# start of Dataset records

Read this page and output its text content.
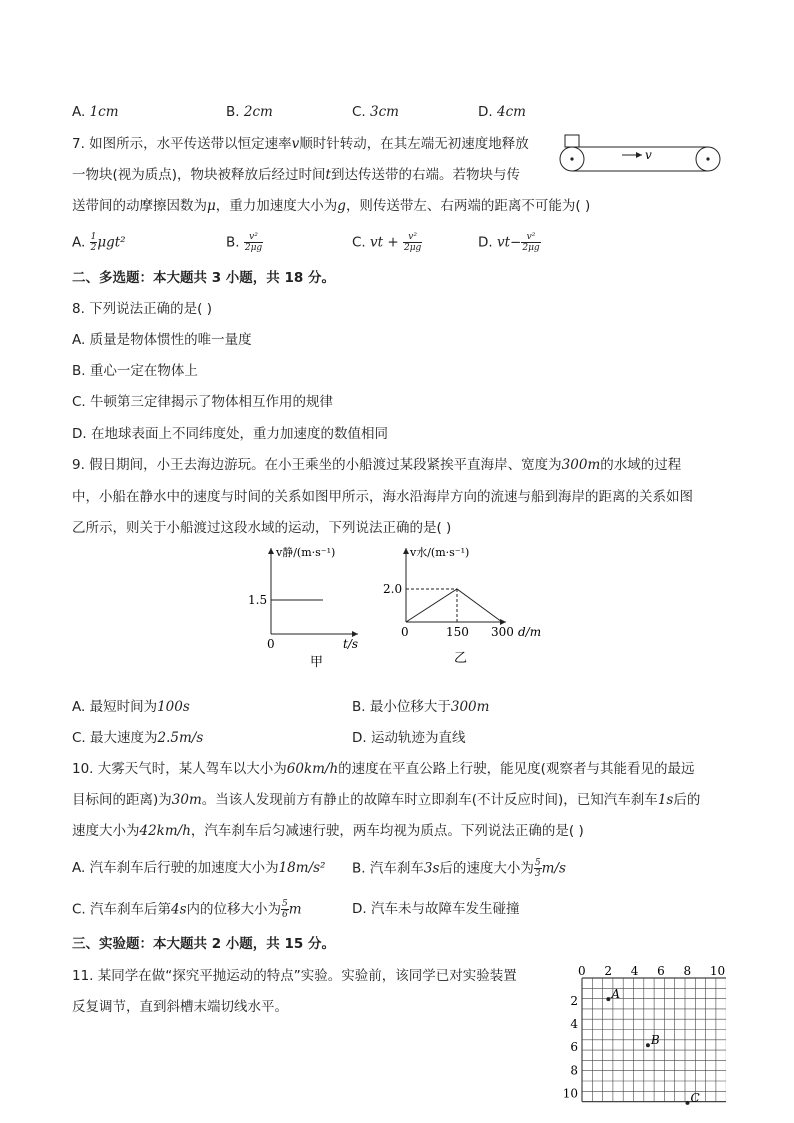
A. 1cm	B. 2cm	C. 3cm	D. 4cm
7. 如图所示，水平传送带以恒定速率v顺时针转动，在其左端无初速度地释放
一物块(视为质点)，物块被释放后经过时间t到达传送带的右端。若物块与传
送带间的动摩擦因数为μ，重力加速度大小为g，则传送带左、右两端的距离不可能为( )
v
A. $\frac{1}{2} \mu gt^2$	B. $\frac{\text{v²}}{2\mu g}$	C. vt + $\frac{\text{v²}}{2\mu g}$	D. $vt- \frac{\text{v²}}{2\mu g}$
二、多选题：本大题共 3 小题，共 18 分。
8. 下列说法正确的是( )
A. 质量是物体惯性的唯一量度
B. 重心一定在物体上
C. 牛顿第三定律揭示了物体相互作用的规律
D. 在地球表面上不同纬度处，重力加速度的数值相同
9. 假日期间，小王去海边游玩。在小王乘坐的小船渡过某段紧挨平直海岸、宽度为300m的水域的过程
中，小船在静水中的速度与时间的关系如图甲所示，海水沿海岸方向的流速与船到海岸的距离的关系如图
乙所示，则关于小船渡过这段水域的运动，下列说法正确的是( )
v静/(m·s⁻¹)
1.5
0	t/s
甲
v水/(m·s⁻¹)
2.0
0	150 300 d/m
乙
A. 最短时间为100s	B. 最小位移大于300m
C. 最大速度为2.5m/s	D. 运动轨迹为直线
10. 大雾天气时，某人驾车以大小为60km/h的速度在平直公路上行驶，能见度(观察者与其能看见的最远
目标间的距离)为30m。当该人发现前方有静止的故障车时立即刹车(不计反应时间)，已知汽车刹车1s后的
速度大小为42km/h，汽车刹车后匀减速行驶，两车均视为质点。下列说法正确的是( )
A. 汽车刹车后行驶的加速度大小为18m/s² B. 汽车刹车3s后的速度大小为 $\frac{5}{3} m/s$
C. 汽车刹车后第4s内的位移大小为 $\frac{5}{6}$ m	D. 汽车未与故障车发生碰撞
三、实验题：本大题共 2 小题，共 15 分。
11. 某同学在做“探究平抛运动的特点”实验。实验前，该同学已对实验装置
反复调节，直到斜槽末端切线水平。
0 2 4 6 8 10
2
4
6
8
10
A
B
C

# end of Dataset records

→ To be done: Using the material above, gather every line that includes "下列说法正确的是".

→ The solution:
8. 下列说法正确的是( )
乙所示，则关于小船渡过这段水域的运动，下列说法正确的是( )
速度大小为42km/h，汽车刹车后匀减速行驶，两车均视为质点。下列说法正确的是( )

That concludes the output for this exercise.